### What you are asked to do
What follows is a block of records; restate each one word for word.

### Given data

───

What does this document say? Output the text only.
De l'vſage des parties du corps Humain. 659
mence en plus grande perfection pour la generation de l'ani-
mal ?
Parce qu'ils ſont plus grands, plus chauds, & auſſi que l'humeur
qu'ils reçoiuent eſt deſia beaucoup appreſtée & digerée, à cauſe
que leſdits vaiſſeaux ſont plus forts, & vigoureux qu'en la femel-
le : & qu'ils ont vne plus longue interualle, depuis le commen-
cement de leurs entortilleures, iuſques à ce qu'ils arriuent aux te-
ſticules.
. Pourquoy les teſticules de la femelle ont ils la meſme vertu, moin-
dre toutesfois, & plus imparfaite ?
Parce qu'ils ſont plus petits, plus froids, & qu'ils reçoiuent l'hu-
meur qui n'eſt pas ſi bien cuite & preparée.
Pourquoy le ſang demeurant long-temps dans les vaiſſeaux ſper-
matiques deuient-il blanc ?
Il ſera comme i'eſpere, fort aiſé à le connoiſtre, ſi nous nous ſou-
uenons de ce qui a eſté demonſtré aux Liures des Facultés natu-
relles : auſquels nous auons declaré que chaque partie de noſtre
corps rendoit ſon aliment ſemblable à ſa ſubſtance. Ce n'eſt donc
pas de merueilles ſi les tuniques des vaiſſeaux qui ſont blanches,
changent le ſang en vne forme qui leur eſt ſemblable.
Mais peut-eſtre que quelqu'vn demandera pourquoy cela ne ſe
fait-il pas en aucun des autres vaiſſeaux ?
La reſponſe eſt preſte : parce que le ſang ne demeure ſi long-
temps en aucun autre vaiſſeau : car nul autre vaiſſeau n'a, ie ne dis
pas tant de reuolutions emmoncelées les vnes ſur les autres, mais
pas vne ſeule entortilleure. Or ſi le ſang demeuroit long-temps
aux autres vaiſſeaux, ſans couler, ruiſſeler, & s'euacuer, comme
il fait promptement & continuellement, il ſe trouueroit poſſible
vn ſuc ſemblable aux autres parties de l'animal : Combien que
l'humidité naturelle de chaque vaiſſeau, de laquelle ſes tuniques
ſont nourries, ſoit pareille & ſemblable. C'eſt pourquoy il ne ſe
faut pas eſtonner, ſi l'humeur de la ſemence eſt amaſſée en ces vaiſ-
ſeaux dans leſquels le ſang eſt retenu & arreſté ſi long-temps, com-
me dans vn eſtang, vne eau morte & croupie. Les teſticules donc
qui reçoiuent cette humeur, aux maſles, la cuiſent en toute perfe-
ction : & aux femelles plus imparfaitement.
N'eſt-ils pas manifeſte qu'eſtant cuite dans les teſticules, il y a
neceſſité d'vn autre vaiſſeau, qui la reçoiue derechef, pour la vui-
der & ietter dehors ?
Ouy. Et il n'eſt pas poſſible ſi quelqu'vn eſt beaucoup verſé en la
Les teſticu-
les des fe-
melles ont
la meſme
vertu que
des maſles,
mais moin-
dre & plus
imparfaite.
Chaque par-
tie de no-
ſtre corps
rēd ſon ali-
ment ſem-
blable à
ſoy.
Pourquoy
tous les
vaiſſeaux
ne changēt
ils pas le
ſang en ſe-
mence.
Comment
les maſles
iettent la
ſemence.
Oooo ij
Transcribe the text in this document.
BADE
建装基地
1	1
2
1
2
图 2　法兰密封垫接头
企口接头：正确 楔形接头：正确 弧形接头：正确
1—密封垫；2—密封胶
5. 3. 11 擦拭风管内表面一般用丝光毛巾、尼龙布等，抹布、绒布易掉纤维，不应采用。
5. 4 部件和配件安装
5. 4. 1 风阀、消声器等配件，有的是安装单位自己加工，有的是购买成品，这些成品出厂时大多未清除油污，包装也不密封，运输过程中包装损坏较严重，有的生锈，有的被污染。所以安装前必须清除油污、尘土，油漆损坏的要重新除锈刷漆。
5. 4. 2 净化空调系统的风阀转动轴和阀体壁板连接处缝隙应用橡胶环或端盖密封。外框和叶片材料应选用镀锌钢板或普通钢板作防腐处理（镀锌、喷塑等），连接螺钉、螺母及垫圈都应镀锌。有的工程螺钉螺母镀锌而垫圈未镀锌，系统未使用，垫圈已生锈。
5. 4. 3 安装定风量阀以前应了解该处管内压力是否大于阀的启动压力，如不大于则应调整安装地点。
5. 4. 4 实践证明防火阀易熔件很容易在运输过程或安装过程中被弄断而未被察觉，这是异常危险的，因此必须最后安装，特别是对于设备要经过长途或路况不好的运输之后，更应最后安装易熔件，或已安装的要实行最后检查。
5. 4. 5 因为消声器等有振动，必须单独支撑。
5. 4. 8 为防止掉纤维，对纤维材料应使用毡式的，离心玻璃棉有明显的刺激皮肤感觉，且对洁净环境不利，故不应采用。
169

───

### Answer to this task
What does this document say? Output the text only.
De l'vſage des parties du corps Humain. 659
mence en plus grande perfection pour la generation de l'ani-
mal ?
Parce qu'ils ſont plus grands, plus chauds, & auſſi que l'humeur
qu'ils reçoiuent eſt deſia beaucoup appreſtée & digerée, à cauſe
que leſdits vaiſſeaux ſont plus forts, & vigoureux qu'en la femel-
le : & qu'ils ont vne plus longue interualle, depuis le commen-
cement de leurs entortilleures, iuſques à ce qu'ils arriuent aux te-
ſticules.
. Pourquoy les teſticules de la femelle ont ils la meſme vertu, moin-
dre toutesfois, & plus imparfaite ?
Parce qu'ils ſont plus petits, plus froids, & qu'ils reçoiuent l'hu-
meur qui n'eſt pas ſi bien cuite & preparée.
Pourquoy le ſang demeurant long-temps dans les vaiſſeaux ſper-
matiques deuient-il blanc ?
Il ſera comme i'eſpere, fort aiſé à le connoiſtre, ſi nous nous ſou-
uenons de ce qui a eſté demonſtré aux Liures des Facultés natu-
relles : auſquels nous auons declaré que chaque partie de noſtre
corps rendoit ſon aliment ſemblable à ſa ſubſtance. Ce n'eſt donc
pas de merueilles ſi les tuniques des vaiſſeaux qui ſont blanches,
changent le ſang en vne forme qui leur eſt ſemblable.
Mais peut-eſtre que quelqu'vn demandera pourquoy cela ne ſe
fait-il pas en aucun des autres vaiſſeaux ?
La reſponſe eſt preſte : parce que le ſang ne demeure ſi long-
temps en aucun autre vaiſſeau : car nul autre vaiſſeau n'a, ie ne dis
pas tant de reuolutions emmoncelées les vnes ſur les autres, mais
pas vne ſeule entortilleure. Or ſi le ſang demeuroit long-temps
aux autres vaiſſeaux, ſans couler, ruiſſeler, & s'euacuer, comme
il fait promptement & continuellement, il ſe trouueroit poſſible
vn ſuc ſemblable aux autres parties de l'animal : Combien que
l'humidité naturelle de chaque vaiſſeau, de laquelle ſes tuniques
ſont nourries, ſoit pareille & ſemblable. C'eſt pourquoy il ne ſe
faut pas eſtonner, ſi l'humeur de la ſemence eſt amaſſée en ces vaiſ-
ſeaux dans leſquels le ſang eſt retenu & arreſté ſi long-temps, com-
me dans vn eſtang, vne eau morte & croupie. Les teſticules donc
qui reçoiuent cette humeur, aux maſles, la cuiſent en toute perfe-
ction : & aux femelles plus imparfaitement.
N'eſt-ils pas manifeſte qu'eſtant cuite dans les teſticules, il y a
neceſſité d'vn autre vaiſſeau, qui la reçoiue derechef, pour la vui-
der & ietter dehors ?
Ouy. Et il n'eſt pas poſſible ſi quelqu'vn eſt beaucoup verſé en la
Les teſticu-
les des fe-
melles ont
la meſme
vertu que
des maſles,
mais moin-
dre & plus
imparfaite.
Chaque par-
tie de no-
ſtre corps
rēd ſon ali-
ment ſem-
blable à
ſoy.
Pourquoy
tous les
vaiſſeaux
ne changēt
ils pas le
ſang en ſe-
mence.
Comment
les maſles
iettent la
ſemence.
Oooo ij
Transcribe the text in this document.
BADE
建装基地
1	1
2
1
2
图 2　法兰密封垫接头
企口接头：正确 楔形接头：正确 弧形接头：正确
1—密封垫；2—密封胶
5. 3. 11 擦拭风管内表面一般用丝光毛巾、尼龙布等，抹布、绒布易掉纤维，不应采用。
5. 4 部件和配件安装
5. 4. 1 风阀、消声器等配件，有的是安装单位自己加工，有的是购买成品，这些成品出厂时大多未清除油污，包装也不密封，运输过程中包装损坏较严重，有的生锈，有的被污染。所以安装前必须清除油污、尘土，油漆损坏的要重新除锈刷漆。
5. 4. 2 净化空调系统的风阀转动轴和阀体壁板连接处缝隙应用橡胶环或端盖密封。外框和叶片材料应选用镀锌钢板或普通钢板作防腐处理（镀锌、喷塑等），连接螺钉、螺母及垫圈都应镀锌。有的工程螺钉螺母镀锌而垫圈未镀锌，系统未使用，垫圈已生锈。
5. 4. 3 安装定风量阀以前应了解该处管内压力是否大于阀的启动压力，如不大于则应调整安装地点。
5. 4. 4 实践证明防火阀易熔件很容易在运输过程或安装过程中被弄断而未被察觉，这是异常危险的，因此必须最后安装，特别是对于设备要经过长途或路况不好的运输之后，更应最后安装易熔件，或已安装的要实行最后检查。
5. 4. 5 因为消声器等有振动，必须单独支撑。
5. 4. 8 为防止掉纤维，对纤维材料应使用毡式的，离心玻璃棉有明显的刺激皮肤感觉，且对洁净环境不利，故不应采用。
169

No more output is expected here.